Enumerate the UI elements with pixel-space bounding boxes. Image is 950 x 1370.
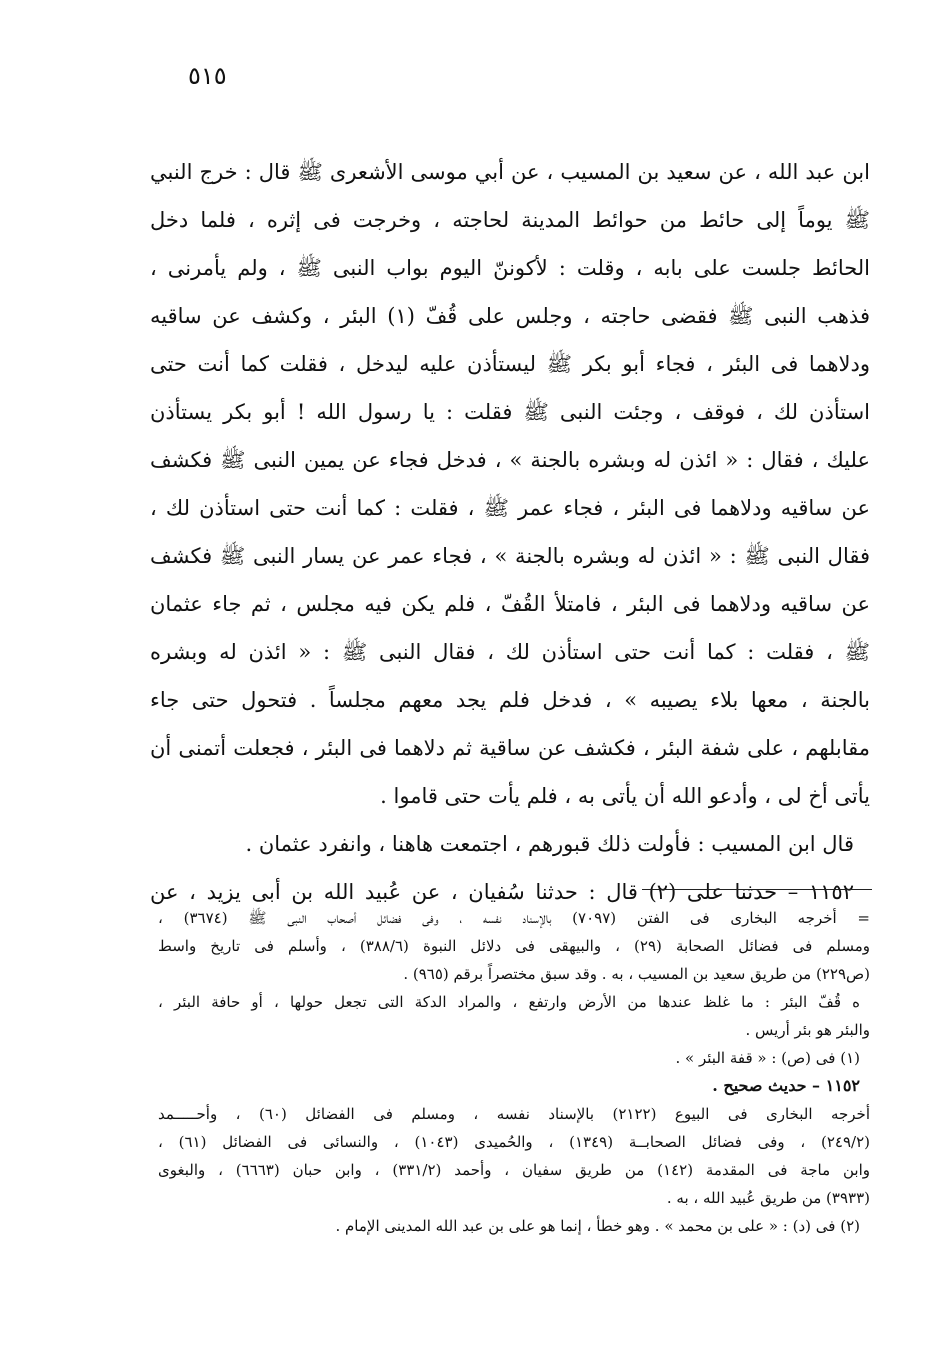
footnote-line: ه قُفّ البئر : ما غلظ عندها من الأرض وارتفع ، والمراد الدكة التى تجعل حولها ، أو حافة البئر ، bbox=[158, 993, 860, 1011]
footnote-line: = أخرجه البخارى فى الفتن (٧٠٩٧) بالإسناد نفسه ، وفى فضائل أصحاب النبى ﷺ (٣٦٧٤) ، bbox=[158, 909, 870, 927]
footnote-line: (ص٢٢٩) من طريق سعيد بن المسيب ، به . وقد سبق مختصراً برقم (٩٦٥) . bbox=[403, 965, 870, 983]
main-text-line: استأذن لك ، فوقف ، وجئت النبى ﷺ فقلت : يا رسول الله ! أبو بكر يستأذن bbox=[150, 400, 870, 424]
footnote-heading: ١١٥٢ – حديث صحيح . bbox=[712, 1076, 860, 1095]
main-text-line: الحائط جلست على بابه ، وقلت : لأكوننّ اليوم بواب النبى ﷺ ، ولم يأمرنى ، bbox=[150, 256, 870, 280]
hadith-heading-line: ١١٥٢ – حدثنا على (٢) قال : حدثنا سُفيان ، عن عُبيد الله بن أبى يزيد ، عن bbox=[150, 880, 854, 904]
footnote-line: ومسلم فى فضائل الصحابة (٢٩) ، والبيهقى فى دلائل النبوة (٣٨٨/٦) ، وأسلم فى تاريخ واسط bbox=[158, 937, 870, 955]
footnote-separator bbox=[642, 889, 872, 890]
main-text-line: قال ابن المسيب : فأولت ذلك قبورهم ، اجتمعت هاهنا ، وانفرد عثمان . bbox=[245, 832, 854, 856]
main-text-line: فقال النبى ﷺ : « ائذن له وبشره بالجنة » ، فجاء عمر عن يسار النبى ﷺ فكشف bbox=[150, 544, 870, 568]
main-text-line: مقابلهم ، على شفة البئر ، فكشف عن ساقية ثم دلاهما فى البئر ، فجعلت أتمنى أن bbox=[150, 736, 870, 760]
main-text-line: ابن عبد الله ، عن سعيد بن المسيب ، عن أبي موسى الأشعرى ﷺ قال : خرج النبي bbox=[150, 160, 870, 184]
main-text bbox=[150, 148, 870, 916]
main-text-line: بالجنة ، معها بلاء يصيبه » ، فدخل فلم يجد معهم مجلساً . فتحول حتى جاء bbox=[150, 688, 870, 712]
main-text-line: فذهب النبى ﷺ فقضى حاجته ، وجلس على قُفّ (١) البئر ، وكشف عن ساقيه bbox=[150, 304, 870, 328]
main-text-line: ودلاهما فى البئر ، فجاء أبو بكر ﷺ ليستأذن عليه ليدخل ، فقلت كما أنت حتى bbox=[150, 352, 870, 376]
footnote-line: (١) فى (ص) : « قفة البئر » . bbox=[675, 1049, 860, 1067]
footnote-line: (٢) فى (د) : « على بن محمد » . وهو خطأ ، إنما هو على بن عبد الله المدينى الإمام . bbox=[335, 1217, 860, 1235]
main-text-line: عن ساقيه ودلاهما فى البئر ، فجاء عمر ﷺ ، فقلت : كما أنت حتى استأذن لك ، bbox=[150, 496, 870, 520]
main-text-line: ﷺ يوماً إلى حائط من حوائط المدينة لحاجته ، وخرجت فى إثره ، فلما دخل bbox=[150, 208, 870, 232]
footnote-line: والبئر هو بئر أريس . bbox=[745, 1021, 870, 1039]
footnote-line: (٢٤٩/٢) ، وفى فضائل الصحابــة (١٣٤٩) ، والحُميدى (١٠٤٣) ، والنسائى فى الفضائل (٦١) ، bbox=[158, 1133, 870, 1151]
footnote-line: وابن ماجة فى المقدمة (١٤٢) من طريق سفيان ، وأحمد (٣٣١/٢) ، وابن حبان (٦٦٦٣) ، والبغوى bbox=[158, 1161, 870, 1179]
footnote-line: أخرجه البخارى فى البيوع (٢١٢٢) بالإسناد نفسه ، ومسلم فى الفضائل (٦٠) ، وأحـــــمد bbox=[158, 1105, 870, 1123]
main-text-line: ﷺ ، فقلت : كما أنت حتى استأذن لك ، فقال النبى ﷺ : « ائذن له وبشره bbox=[150, 640, 870, 664]
main-text-line: يأتى أخ لى ، وأدعو الله أن يأتى به ، فلم يأت حتى قاموا . bbox=[380, 784, 870, 808]
page-number: ٥١٥ bbox=[188, 62, 227, 90]
footnotes bbox=[158, 904, 870, 1240]
footnote-line: (٣٩٣٣) من طريق عُبيد الله ، به . bbox=[666, 1189, 870, 1207]
main-text-line: عن ساقيه ودلاهما فى البئر ، فامتلأ القُفّ ، فلم يكن فيه مجلس ، ثم جاء عثمان bbox=[150, 592, 870, 616]
main-text-line: عليك ، فقال : « ائذن له وبشره بالجنة » ، فدخل فجاء عن يمين النبى ﷺ فكشف bbox=[150, 448, 870, 472]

▸ The problem: Copy out the entries above word for word, from the line that contains "footnote-line: ه قُفّ" up to and including the line that contains "footnote-heading: ١١٥٢ –".

▸ Response to this exercise:
footnote-line: ه قُفّ البئر : ما غلظ عندها من الأرض وارتفع ، والمراد الدكة التى تجعل حولها ، أو حافة البئر ، bbox=[158, 993, 860, 1011]
footnote-line: = أخرجه البخارى فى الفتن (٧٠٩٧) بالإسناد نفسه ، وفى فضائل أصحاب النبى ﷺ (٣٦٧٤) ، bbox=[158, 909, 870, 927]
footnote-line: (ص٢٢٩) من طريق سعيد بن المسيب ، به . وقد سبق مختصراً برقم (٩٦٥) . bbox=[403, 965, 870, 983]
main-text-line: استأذن لك ، فوقف ، وجئت النبى ﷺ فقلت : يا رسول الله ! أبو بكر يستأذن bbox=[150, 400, 870, 424]
footnote-heading: ١١٥٢ – حديث صحيح . bbox=[712, 1076, 860, 1095]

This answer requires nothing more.